WHAT YOU WILL DO: Exact repetition of every entry is required.

Records from a collection of figures:
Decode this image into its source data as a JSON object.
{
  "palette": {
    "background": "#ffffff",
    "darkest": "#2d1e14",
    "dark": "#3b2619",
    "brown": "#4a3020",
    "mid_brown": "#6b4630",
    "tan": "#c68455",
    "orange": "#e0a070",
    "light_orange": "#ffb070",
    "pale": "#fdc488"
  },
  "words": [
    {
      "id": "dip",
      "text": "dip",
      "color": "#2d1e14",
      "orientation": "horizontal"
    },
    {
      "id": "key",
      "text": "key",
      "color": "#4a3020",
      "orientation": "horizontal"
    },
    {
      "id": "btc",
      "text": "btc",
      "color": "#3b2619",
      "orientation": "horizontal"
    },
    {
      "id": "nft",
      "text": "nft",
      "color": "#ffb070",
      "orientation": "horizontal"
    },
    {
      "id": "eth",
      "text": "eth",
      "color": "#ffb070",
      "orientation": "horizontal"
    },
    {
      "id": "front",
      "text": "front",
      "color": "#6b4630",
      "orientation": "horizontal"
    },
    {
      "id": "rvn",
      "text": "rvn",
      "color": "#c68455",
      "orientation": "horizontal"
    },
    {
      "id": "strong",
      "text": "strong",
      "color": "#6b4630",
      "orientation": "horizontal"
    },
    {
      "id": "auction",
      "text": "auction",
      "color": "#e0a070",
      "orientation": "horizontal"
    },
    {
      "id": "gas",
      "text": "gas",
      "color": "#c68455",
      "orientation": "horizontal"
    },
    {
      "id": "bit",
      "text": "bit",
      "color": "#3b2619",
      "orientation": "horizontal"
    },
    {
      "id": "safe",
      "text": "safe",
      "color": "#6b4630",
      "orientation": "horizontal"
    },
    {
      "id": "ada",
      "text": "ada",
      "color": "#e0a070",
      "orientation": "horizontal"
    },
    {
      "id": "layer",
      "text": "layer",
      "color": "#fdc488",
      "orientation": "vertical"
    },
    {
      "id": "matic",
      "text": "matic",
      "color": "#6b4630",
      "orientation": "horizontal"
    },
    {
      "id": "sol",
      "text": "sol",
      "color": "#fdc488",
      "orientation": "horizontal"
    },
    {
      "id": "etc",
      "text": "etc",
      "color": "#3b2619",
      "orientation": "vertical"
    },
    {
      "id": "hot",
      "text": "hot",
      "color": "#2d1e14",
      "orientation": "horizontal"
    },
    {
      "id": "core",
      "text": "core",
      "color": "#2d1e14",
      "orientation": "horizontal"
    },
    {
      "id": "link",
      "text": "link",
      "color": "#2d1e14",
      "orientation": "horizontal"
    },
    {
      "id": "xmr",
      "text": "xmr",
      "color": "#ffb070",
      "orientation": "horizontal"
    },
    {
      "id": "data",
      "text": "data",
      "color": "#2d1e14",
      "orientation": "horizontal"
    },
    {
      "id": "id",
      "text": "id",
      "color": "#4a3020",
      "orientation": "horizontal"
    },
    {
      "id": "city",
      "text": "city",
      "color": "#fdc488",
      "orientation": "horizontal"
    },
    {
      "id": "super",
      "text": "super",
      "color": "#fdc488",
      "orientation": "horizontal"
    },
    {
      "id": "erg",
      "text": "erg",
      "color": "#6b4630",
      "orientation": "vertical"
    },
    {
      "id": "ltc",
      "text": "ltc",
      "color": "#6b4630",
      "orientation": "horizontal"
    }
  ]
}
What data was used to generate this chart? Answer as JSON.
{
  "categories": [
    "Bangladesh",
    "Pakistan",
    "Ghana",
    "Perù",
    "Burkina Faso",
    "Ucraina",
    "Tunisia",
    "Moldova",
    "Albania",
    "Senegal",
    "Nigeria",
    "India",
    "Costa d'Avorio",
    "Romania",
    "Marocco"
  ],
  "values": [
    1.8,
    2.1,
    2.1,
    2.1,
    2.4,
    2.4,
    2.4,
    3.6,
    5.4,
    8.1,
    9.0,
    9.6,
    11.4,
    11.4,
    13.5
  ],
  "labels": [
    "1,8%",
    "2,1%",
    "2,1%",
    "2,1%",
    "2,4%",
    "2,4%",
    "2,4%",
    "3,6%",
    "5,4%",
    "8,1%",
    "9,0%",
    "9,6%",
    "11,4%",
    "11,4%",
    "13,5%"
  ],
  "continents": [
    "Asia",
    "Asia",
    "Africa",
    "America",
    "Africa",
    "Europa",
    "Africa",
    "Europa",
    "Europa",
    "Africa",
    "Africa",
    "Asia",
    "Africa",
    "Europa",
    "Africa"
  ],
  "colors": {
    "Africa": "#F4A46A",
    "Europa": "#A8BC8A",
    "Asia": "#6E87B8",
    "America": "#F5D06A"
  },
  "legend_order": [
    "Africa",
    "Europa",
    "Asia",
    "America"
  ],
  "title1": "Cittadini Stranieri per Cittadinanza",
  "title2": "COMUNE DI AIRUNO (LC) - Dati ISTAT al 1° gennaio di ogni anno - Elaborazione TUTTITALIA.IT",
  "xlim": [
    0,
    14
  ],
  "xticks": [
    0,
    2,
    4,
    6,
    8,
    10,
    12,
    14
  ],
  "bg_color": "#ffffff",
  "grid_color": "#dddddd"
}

RESULT OF THE EXERCISE:
Decode this image into its source data as a JSON object.
{
  "palette": {
    "background": "#ffffff",
    "darkest": "#2d1e14",
    "dark": "#3b2619",
    "brown": "#4a3020",
    "mid_brown": "#6b4630",
    "tan": "#c68455",
    "orange": "#e0a070",
    "light_orange": "#ffb070",
    "pale": "#fdc488"
  },
  "words": [
    {
      "id": "dip",
      "text": "dip",
      "color": "#2d1e14",
      "orientation": "horizontal"
    },
    {
      "id": "key",
      "text": "key",
      "color": "#4a3020",
      "orientation": "horizontal"
    },
    {
      "id": "btc",
      "text": "btc",
      "color": "#3b2619",
      "orientation": "horizontal"
    },
    {
      "id": "nft",
      "text": "nft",
      "color": "#ffb070",
      "orientation": "horizontal"
    },
    {
      "id": "eth",
      "text": "eth",
      "color": "#ffb070",
      "orientation": "horizontal"
    },
    {
      "id": "front",
      "text": "front",
      "color": "#6b4630",
      "orientation": "horizontal"
    },
    {
      "id": "rvn",
      "text": "rvn",
      "color": "#c68455",
      "orientation": "horizontal"
    },
    {
      "id": "strong",
      "text": "strong",
      "color": "#6b4630",
      "orientation": "horizontal"
    },
    {
      "id": "auction",
      "text": "auction",
      "color": "#e0a070",
      "orientation": "horizontal"
    },
    {
      "id": "gas",
      "text": "gas",
      "color": "#c68455",
      "orientation": "horizontal"
    },
    {
      "id": "bit",
      "text": "bit",
      "color": "#3b2619",
      "orientation": "horizontal"
    },
    {
      "id": "safe",
      "text": "safe",
      "color": "#6b4630",
      "orientation": "horizontal"
    },
    {
      "id": "ada",
      "text": "ada",
      "color": "#e0a070",
      "orientation": "horizontal"
    },
    {
      "id": "layer",
      "text": "layer",
      "color": "#fdc488",
      "orientation": "vertical"
    },
    {
      "id": "matic",
      "text": "matic",
      "color": "#6b4630",
      "orientation": "horizontal"
    },
    {
      "id": "sol",
      "text": "sol",
      "color": "#fdc488",
      "orientation": "horizontal"
    },
    {
      "id": "etc",
      "text": "etc",
      "color": "#3b2619",
      "orientation": "vertical"
    },
    {
      "id": "hot",
      "text": "hot",
      "color": "#2d1e14",
      "orientation": "horizontal"
    },
    {
      "id": "core",
      "text": "core",
      "color": "#2d1e14",
      "orientation": "horizontal"
    },
    {
      "id": "link",
      "text": "link",
      "color": "#2d1e14",
      "orientation": "horizontal"
    },
    {
      "id": "xmr",
      "text": "xmr",
      "color": "#ffb070",
      "orientation": "horizontal"
    },
    {
      "id": "data",
      "text": "data",
      "color": "#2d1e14",
      "orientation": "horizontal"
    },
    {
      "id": "id",
      "text": "id",
      "color": "#4a3020",
      "orientation": "horizontal"
    },
    {
      "id": "city",
      "text": "city",
      "color": "#fdc488",
      "orientation": "horizontal"
    },
    {
      "id": "super",
      "text": "super",
      "color": "#fdc488",
      "orientation": "horizontal"
    },
    {
      "id": "erg",
      "text": "erg",
      "color": "#6b4630",
      "orientation": "vertical"
    },
    {
      "id": "ltc",
      "text": "ltc",
      "color": "#6b4630",
      "orientation": "horizontal"
    }
  ]
}
What data was used to generate this chart? Answer as JSON.
{
  "categories": [
    "Bangladesh",
    "Pakistan",
    "Ghana",
    "Perù",
    "Burkina Faso",
    "Ucraina",
    "Tunisia",
    "Moldova",
    "Albania",
    "Senegal",
    "Nigeria",
    "India",
    "Costa d'Avorio",
    "Romania",
    "Marocco"
  ],
  "values": [
    1.8,
    2.1,
    2.1,
    2.1,
    2.4,
    2.4,
    2.4,
    3.6,
    5.4,
    8.1,
    9.0,
    9.6,
    11.4,
    11.4,
    13.5
  ],
  "labels": [
    "1,8%",
    "2,1%",
    "2,1%",
    "2,1%",
    "2,4%",
    "2,4%",
    "2,4%",
    "3,6%",
    "5,4%",
    "8,1%",
    "9,0%",
    "9,6%",
    "11,4%",
    "11,4%",
    "13,5%"
  ],
  "continents": [
    "Asia",
    "Asia",
    "Africa",
    "America",
    "Africa",
    "Europa",
    "Africa",
    "Europa",
    "Europa",
    "Africa",
    "Africa",
    "Asia",
    "Africa",
    "Europa",
    "Africa"
  ],
  "colors": {
    "Africa": "#F4A46A",
    "Europa": "#A8BC8A",
    "Asia": "#6E87B8",
    "America": "#F5D06A"
  },
  "legend_order": [
    "Africa",
    "Europa",
    "Asia",
    "America"
  ],
  "title1": "Cittadini Stranieri per Cittadinanza",
  "title2": "COMUNE DI AIRUNO (LC) - Dati ISTAT al 1° gennaio di ogni anno - Elaborazione TUTTITALIA.IT",
  "xlim": [
    0,
    14
  ],
  "xticks": [
    0,
    2,
    4,
    6,
    8,
    10,
    12,
    14
  ],
  "bg_color": "#ffffff",
  "grid_color": "#dddddd"
}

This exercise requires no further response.